- Work required
Report how many lines of the following entries include the string "Lessons"; respond with the number alone.

- Records shown
++++

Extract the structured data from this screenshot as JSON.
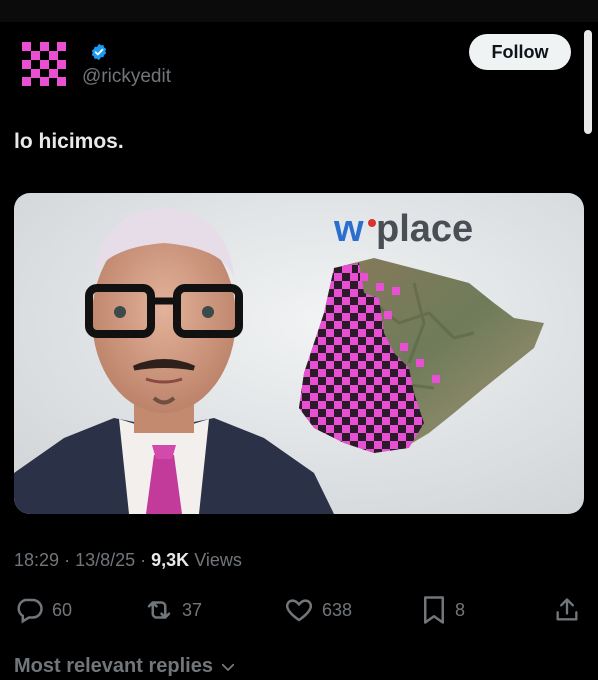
{
  "author": {
    "handle": "@rickyedit",
    "avatar_icon": "pink-checkerboard-icon",
    "verified_icon": "verified-badge-icon"
  },
  "follow_label": "Follow",
  "tweet": {
    "text": "lo hicimos.",
    "media": {
      "logo_text_w": "w",
      "logo_text_rest": "place",
      "description_icon": "thumbnail-man-with-glasses-and-pixelated-map"
    }
  },
  "meta": {
    "time": "18:29",
    "date": "13/8/25",
    "views_count": "9,3K",
    "views_label": "Views"
  },
  "actions": {
    "replies": "60",
    "reposts": "37",
    "likes": "638",
    "bookmarks": "8"
  },
  "replies_heading": "Most relevant replies",
  "colors": {
    "accent_pink": "#e94fd2",
    "verified_blue": "#1d9bf0",
    "muted": "#71767b",
    "text": "#e7e9ea"
  }
}
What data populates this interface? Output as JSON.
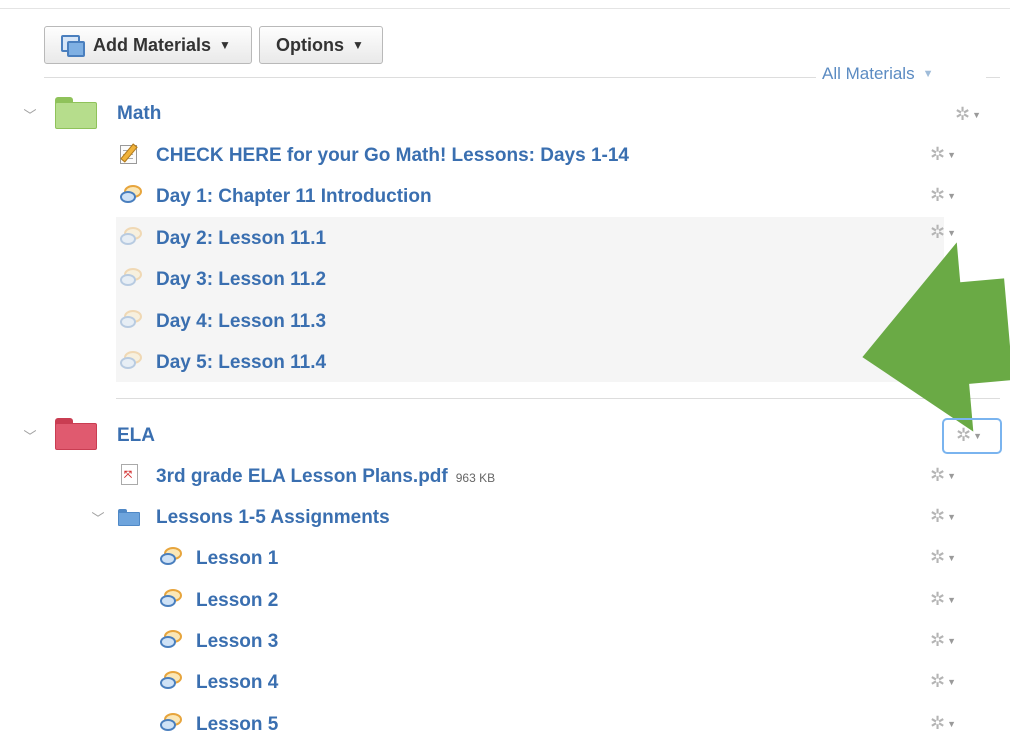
{
  "toolbar": {
    "add_materials_label": "Add Materials",
    "options_label": "Options",
    "filter_label": "All Materials"
  },
  "icons": {
    "expand": "chevron-down-icon",
    "gear": "gear-icon",
    "discussion": "discussion-bubble-icon",
    "assignment": "assignment-pencil-icon",
    "file": "pdf-file-icon",
    "folder": "folder-icon"
  },
  "colors": {
    "link": "#3a6fb0",
    "math_folder": "#b6dd8c",
    "ela_folder": "#e05a6f",
    "subfolder": "#6ea4dc",
    "arrow": "#6aaa45"
  },
  "folders": [
    {
      "name": "Math",
      "items": [
        {
          "type": "assignment",
          "title": "CHECK HERE for your Go Math! Lessons: Days 1-14"
        },
        {
          "type": "discussion",
          "title": "Day 1: Chapter 11 Introduction"
        },
        {
          "type": "discussion",
          "title": "Day 2: Lesson 11.1"
        },
        {
          "type": "discussion",
          "title": "Day 3: Lesson 11.2"
        },
        {
          "type": "discussion",
          "title": "Day 4: Lesson 11.3"
        },
        {
          "type": "discussion",
          "title": "Day 5: Lesson 11.4"
        }
      ]
    },
    {
      "name": "ELA",
      "items": [
        {
          "type": "file",
          "title": "3rd grade ELA Lesson Plans.pdf",
          "size": "963 KB"
        },
        {
          "type": "folder",
          "title": "Lessons 1-5 Assignments",
          "items": [
            {
              "type": "discussion",
              "title": "Lesson 1"
            },
            {
              "type": "discussion",
              "title": "Lesson 2"
            },
            {
              "type": "discussion",
              "title": "Lesson 3"
            },
            {
              "type": "discussion",
              "title": "Lesson 4"
            },
            {
              "type": "discussion",
              "title": "Lesson 5"
            }
          ]
        }
      ]
    }
  ]
}
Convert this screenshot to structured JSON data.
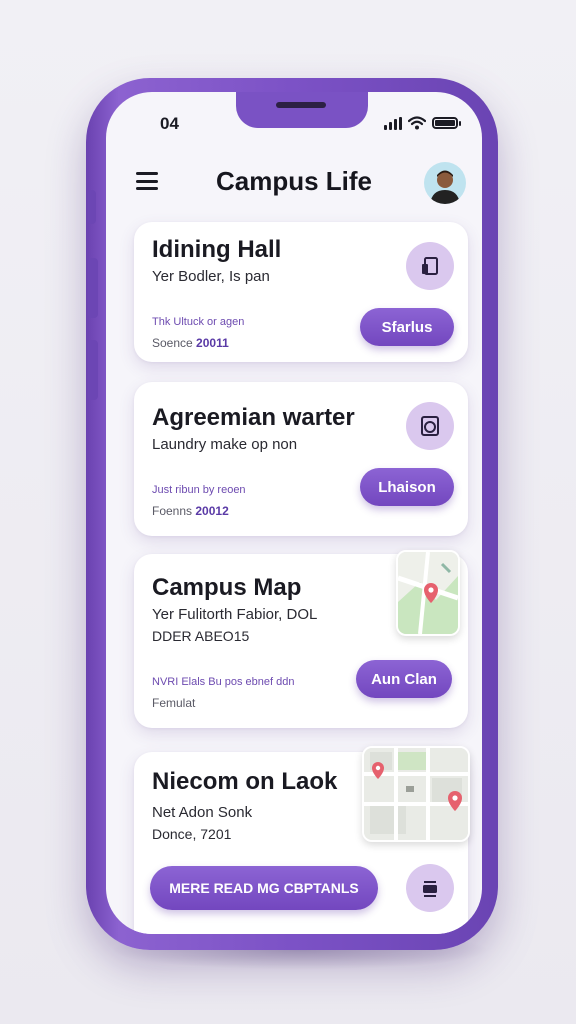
{
  "status": {
    "time": "04"
  },
  "header": {
    "title": "Campus Life"
  },
  "cards": [
    {
      "title": "Idining Hall",
      "subtitle": "Yer Bodler, Is pan",
      "meta": "Thk Ultuck or agen",
      "meta2_label": "Soence",
      "meta2_value": "20011",
      "button": "Sfarlus",
      "icon": "dining-icon"
    },
    {
      "title": "Agreemian warter",
      "subtitle": "Laundry make op non",
      "meta": "Just ribun by reoen",
      "meta2_label": "Foenns",
      "meta2_value": "20012",
      "button": "Lhaison",
      "icon": "laundry-icon"
    },
    {
      "title": "Campus Map",
      "subtitle": "Yer Fulitorth Fabior, DOL",
      "subtitle2": "DDER ABEO15",
      "meta": "NVRI Elals Bu pos ebnef ddn",
      "meta2_label": "Femulat",
      "button": "Aun Clan",
      "icon": "map-thumbnail"
    },
    {
      "title": "Niecom on Laok",
      "subtitle": "Net Adon Sonk",
      "subtitle2": "Donce, 7201",
      "button": "MERE READ MG CBPTANLS",
      "icon": "map-thumbnail"
    }
  ],
  "colors": {
    "accent": "#7a4fc5",
    "accent_light": "#dac8ee",
    "background": "#f6f5fa"
  }
}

++++

- The response
2